**Task requirements**
Copy every line of the records below word for word, leaving out the pictures.

**Information supplied**

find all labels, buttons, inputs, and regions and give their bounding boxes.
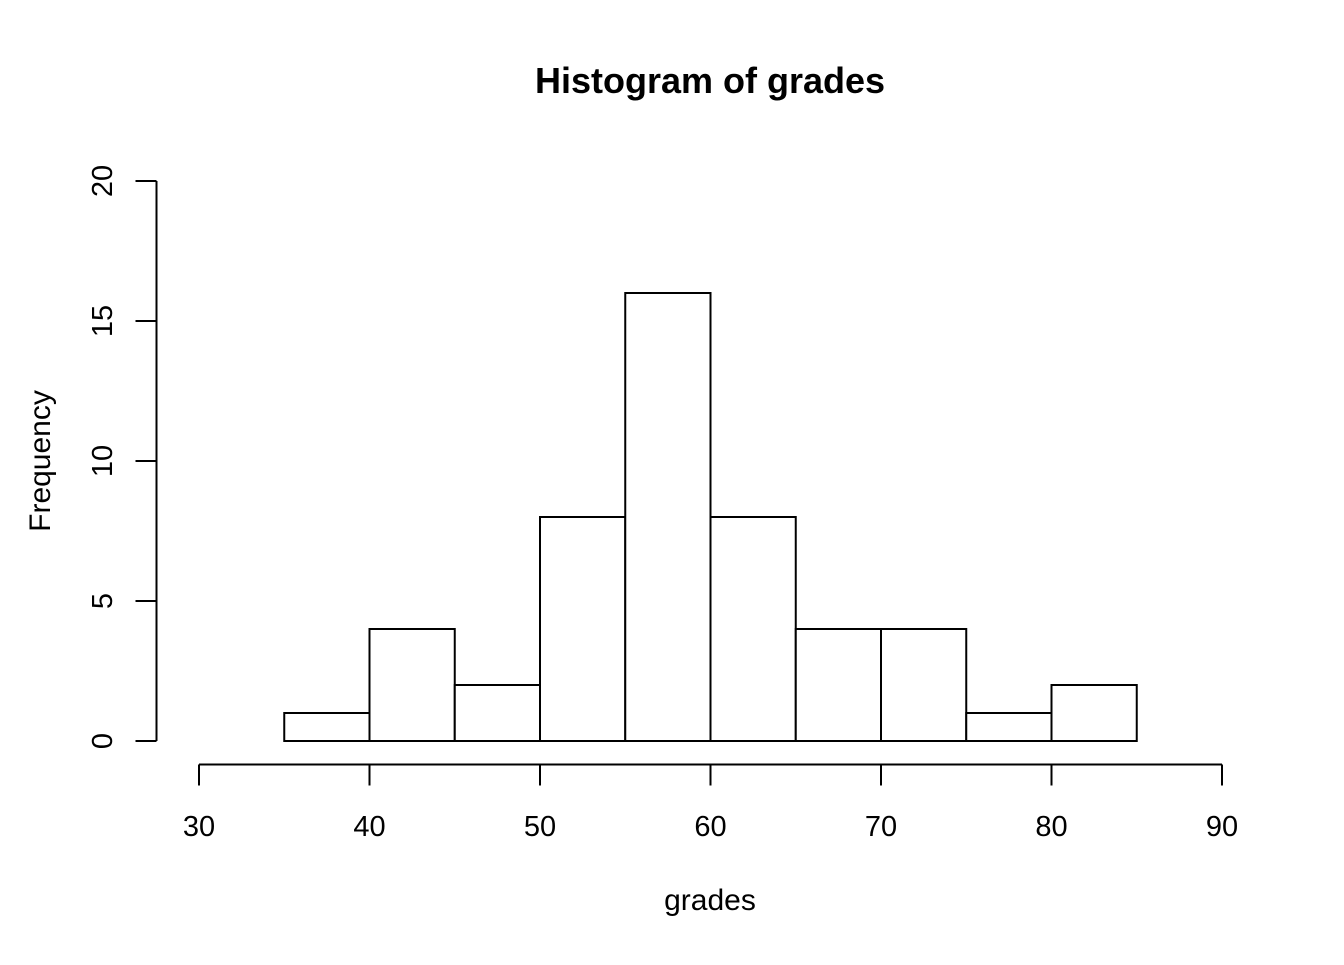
x-axis-tick-label: 60 [694,811,726,843]
chart-title: Histogram of grades [535,60,885,101]
x-axis-tick-label: 80 [1035,811,1067,843]
axes: 0 5 10 15 20 30 40 50 60 70 80 90 [87,165,1238,843]
x-axis-tick-label: 50 [524,811,556,843]
histogram-bar [624,292,712,742]
histogram-bar [539,516,627,742]
x-axis-tick-label: 90 [1206,811,1238,843]
histogram-bar [453,684,541,742]
y-axis-tick-label: 5 [87,593,119,609]
y-axis-title: Frequency [24,390,57,532]
histogram-bar [794,628,882,742]
y-axis-tick-label: 0 [87,733,119,749]
y-axis-tick-label: 20 [87,165,119,197]
histogram-bar [709,516,797,742]
histogram-bar [1050,684,1138,742]
histogram-bar [880,628,968,742]
y-axis-tick-label: 10 [87,445,119,477]
histogram-bars [283,292,1138,742]
y-axis-tick-label: 15 [87,305,119,337]
x-axis-tick-label: 40 [353,811,385,843]
x-axis-title: grades [664,884,756,917]
x-axis-tick-label: 30 [183,811,215,843]
histogram-bar [368,628,456,742]
x-axis-tick-label: 70 [865,811,897,843]
histogram-bar [965,712,1053,742]
histogram-bar [283,712,371,742]
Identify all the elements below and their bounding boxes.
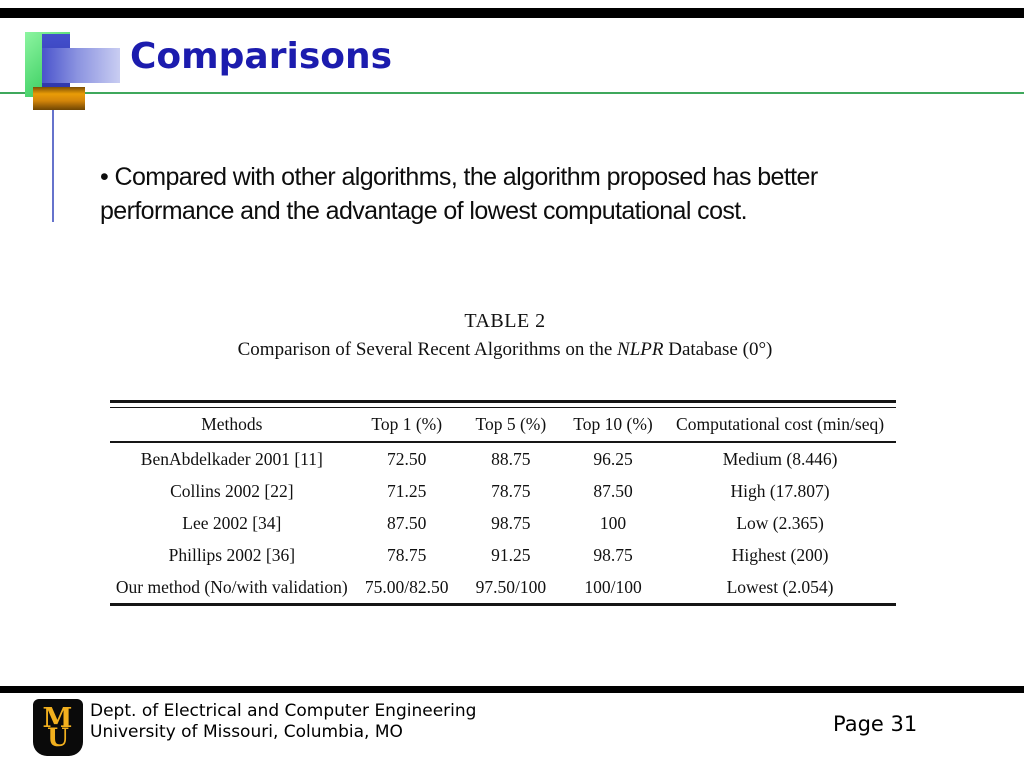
cell-top10: 100/100	[584, 576, 642, 597]
cell-cost: High (17.807)	[730, 480, 830, 501]
cell-top5: 97.50/100	[475, 576, 547, 597]
footer-dept-line: Dept. of Electrical and Computer Enginee…	[90, 701, 477, 721]
table-caption: Comparison of Several Recent Algorithms …	[60, 339, 950, 361]
table-row: BenAbdelkader 2001 [11] 72.50 88.75 96.2…	[110, 442, 896, 475]
cell-top1: 75.00/82.50	[364, 576, 449, 597]
table-header-row: Methods Top 1 (%) Top 5 (%) Top 10 (%) C…	[110, 408, 896, 443]
cell-cost: Medium (8.446)	[722, 448, 838, 469]
table-row: Our method (No/with validation) 75.00/82…	[110, 571, 896, 603]
cell-top5: 78.75	[491, 480, 531, 501]
col-header-top5: Top 5 (%)	[459, 408, 562, 443]
cell-top10: 87.50	[593, 480, 633, 501]
page-title: Comparisons	[130, 36, 393, 77]
footer-divider-bar	[0, 686, 1024, 693]
cell-top5: 88.75	[491, 448, 531, 469]
comparison-table-inner-rule: Methods Top 1 (%) Top 5 (%) Top 10 (%) C…	[110, 407, 896, 603]
table-number: TABLE 2	[464, 310, 546, 332]
page-number: Page 31	[833, 712, 918, 736]
cell-method: BenAbdelkader 2001 [11]	[140, 448, 323, 469]
col-header-top1: Top 1 (%)	[353, 408, 460, 443]
cell-top10: 96.25	[593, 448, 633, 469]
logo-letter-u: U	[47, 722, 69, 752]
table-row: Collins 2002 [22] 71.25 78.75 87.50 High…	[110, 475, 896, 507]
cell-top5: 91.25	[491, 544, 531, 565]
cell-top10: 100	[599, 512, 627, 533]
top-border-bar	[0, 8, 1024, 18]
cell-method: Lee 2002 [34]	[182, 512, 282, 533]
table-caption-suffix: Database (0°)	[663, 339, 773, 360]
bullet-paragraph: • Compared with other algorithms, the al…	[100, 160, 1000, 228]
footer-university-line: University of Missouri, Columbia, MO	[90, 722, 403, 742]
table-figure-caption: TABLE 2 Comparison of Several Recent Alg…	[60, 310, 950, 361]
table-caption-database-name: NLPR	[617, 339, 664, 360]
decor-orange-rect	[33, 87, 85, 110]
cell-cost: Low (2.365)	[736, 512, 824, 533]
col-header-methods: Methods	[110, 408, 354, 443]
cell-top1: 71.25	[387, 480, 427, 501]
cell-method: Phillips 2002 [36]	[168, 544, 296, 565]
title-divider-line	[0, 92, 1024, 94]
mu-university-logo-icon: M U	[33, 699, 83, 756]
col-header-cost: Computational cost (min/seq)	[664, 408, 896, 443]
table-row: Phillips 2002 [36] 78.75 91.25 98.75 Hig…	[110, 539, 896, 571]
cell-method: Collins 2002 [22]	[170, 480, 294, 501]
cell-method: Our method (No/with validation)	[115, 576, 348, 597]
bullet-line-2: performance and the advantage of lowest …	[100, 197, 748, 225]
decor-lightblue-rect	[42, 48, 120, 83]
logo-letter-m: M	[42, 702, 74, 734]
cell-top5: 98.75	[491, 512, 531, 533]
cell-cost: Lowest (2.054)	[726, 576, 834, 597]
col-header-top10: Top 10 (%)	[561, 408, 665, 443]
cell-top1: 78.75	[387, 544, 427, 565]
cell-top1: 72.50	[387, 448, 427, 469]
table-caption-prefix: Comparison of Several Recent Algorithms …	[237, 339, 618, 360]
cell-cost: Highest (200)	[731, 544, 829, 565]
footer-affiliation: Dept. of Electrical and Computer Enginee…	[90, 701, 476, 743]
decor-vertical-line	[52, 110, 54, 222]
comparison-table: Methods Top 1 (%) Top 5 (%) Top 10 (%) C…	[110, 400, 896, 606]
table-row: Lee 2002 [34] 87.50 98.75 100 Low (2.365…	[110, 507, 896, 539]
cell-top1: 87.50	[387, 512, 427, 533]
cell-top10: 98.75	[593, 544, 633, 565]
bullet-line-1: • Compared with other algorithms, the al…	[100, 163, 818, 191]
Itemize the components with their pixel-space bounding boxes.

**The completed task**
find all labels, buttons, inputs, and regions and give their bounding boxes.
x-axis-tick-label: 60 [694,811,726,843]
chart-title: Histogram of grades [535,60,885,101]
x-axis-tick-label: 80 [1035,811,1067,843]
axes: 0 5 10 15 20 30 40 50 60 70 80 90 [87,165,1238,843]
x-axis-tick-label: 50 [524,811,556,843]
histogram-bar [624,292,712,742]
histogram-bar [539,516,627,742]
x-axis-tick-label: 90 [1206,811,1238,843]
histogram-bar [453,684,541,742]
y-axis-tick-label: 5 [87,593,119,609]
y-axis-title: Frequency [24,390,57,532]
histogram-bar [794,628,882,742]
y-axis-tick-label: 0 [87,733,119,749]
y-axis-tick-label: 20 [87,165,119,197]
histogram-bar [709,516,797,742]
histogram-bar [1050,684,1138,742]
histogram-bar [880,628,968,742]
y-axis-tick-label: 10 [87,445,119,477]
histogram-bars [283,292,1138,742]
y-axis-tick-label: 15 [87,305,119,337]
x-axis-tick-label: 40 [353,811,385,843]
x-axis-title: grades [664,884,756,917]
x-axis-tick-label: 30 [183,811,215,843]
histogram-bar [368,628,456,742]
x-axis-tick-label: 70 [865,811,897,843]
histogram-bar [965,712,1053,742]
histogram-bar [283,712,371,742]
Identify all the elements below and their bounding boxes.
cell-top10: 100/100	[584, 576, 642, 597]
cell-cost: High (17.807)	[730, 480, 830, 501]
cell-top5: 97.50/100	[475, 576, 547, 597]
footer-dept-line: Dept. of Electrical and Computer Enginee…	[90, 701, 477, 721]
table-caption: Comparison of Several Recent Algorithms …	[60, 339, 950, 361]
table-row: BenAbdelkader 2001 [11] 72.50 88.75 96.2…	[110, 442, 896, 475]
cell-top1: 75.00/82.50	[364, 576, 449, 597]
table-header-row: Methods Top 1 (%) Top 5 (%) Top 10 (%) C…	[110, 408, 896, 443]
cell-cost: Medium (8.446)	[722, 448, 838, 469]
table-row: Our method (No/with validation) 75.00/82…	[110, 571, 896, 603]
cell-top5: 78.75	[491, 480, 531, 501]
col-header-top5: Top 5 (%)	[459, 408, 562, 443]
cell-top10: 87.50	[593, 480, 633, 501]
page-title: Comparisons	[130, 36, 393, 77]
footer-divider-bar	[0, 686, 1024, 693]
cell-top5: 88.75	[491, 448, 531, 469]
comparison-table-inner-rule: Methods Top 1 (%) Top 5 (%) Top 10 (%) C…	[110, 407, 896, 603]
table-number: TABLE 2	[464, 310, 546, 332]
page-number: Page 31	[833, 712, 918, 736]
cell-method: BenAbdelkader 2001 [11]	[140, 448, 323, 469]
col-header-top1: Top 1 (%)	[353, 408, 460, 443]
cell-top10: 96.25	[593, 448, 633, 469]
logo-letter-u: U	[47, 722, 69, 752]
table-row: Collins 2002 [22] 71.25 78.75 87.50 High…	[110, 475, 896, 507]
cell-top5: 91.25	[491, 544, 531, 565]
cell-top10: 100	[599, 512, 627, 533]
top-border-bar	[0, 8, 1024, 18]
cell-method: Lee 2002 [34]	[182, 512, 282, 533]
table-caption-suffix: Database (0°)	[663, 339, 773, 360]
bullet-paragraph: • Compared with other algorithms, the al…	[100, 160, 1000, 228]
footer-university-line: University of Missouri, Columbia, MO	[90, 722, 403, 742]
table-figure-caption: TABLE 2 Comparison of Several Recent Alg…	[60, 310, 950, 361]
table-caption-database-name: NLPR	[617, 339, 664, 360]
decor-orange-rect	[33, 87, 85, 110]
cell-cost: Low (2.365)	[736, 512, 824, 533]
col-header-methods: Methods	[110, 408, 354, 443]
cell-top1: 71.25	[387, 480, 427, 501]
cell-method: Phillips 2002 [36]	[168, 544, 296, 565]
title-divider-line	[0, 92, 1024, 94]
mu-university-logo-icon: M U	[33, 699, 83, 756]
col-header-cost: Computational cost (min/seq)	[664, 408, 896, 443]
table-row: Phillips 2002 [36] 78.75 91.25 98.75 Hig…	[110, 539, 896, 571]
cell-method: Collins 2002 [22]	[170, 480, 294, 501]
cell-method: Our method (No/with validation)	[115, 576, 348, 597]
bullet-line-2: performance and the advantage of lowest …	[100, 197, 748, 225]
decor-lightblue-rect	[42, 48, 120, 83]
logo-letter-m: M	[42, 702, 74, 734]
cell-top5: 98.75	[491, 512, 531, 533]
cell-cost: Lowest (2.054)	[726, 576, 834, 597]
col-header-top10: Top 10 (%)	[561, 408, 665, 443]
cell-top1: 78.75	[387, 544, 427, 565]
cell-top1: 72.50	[387, 448, 427, 469]
table-caption-prefix: Comparison of Several Recent Algorithms …	[237, 339, 618, 360]
cell-cost: Highest (200)	[731, 544, 829, 565]
footer-affiliation: Dept. of Electrical and Computer Enginee…	[90, 701, 476, 743]
decor-vertical-line	[52, 110, 54, 222]
comparison-table: Methods Top 1 (%) Top 5 (%) Top 10 (%) C…	[110, 400, 896, 606]
table-row: Lee 2002 [34] 87.50 98.75 100 Low (2.365…	[110, 507, 896, 539]
cell-top1: 87.50	[387, 512, 427, 533]
cell-top10: 98.75	[593, 544, 633, 565]
bullet-line-1: • Compared with other algorithms, the al…	[100, 163, 818, 191]
Itemize the components with their pixel-space bounding boxes.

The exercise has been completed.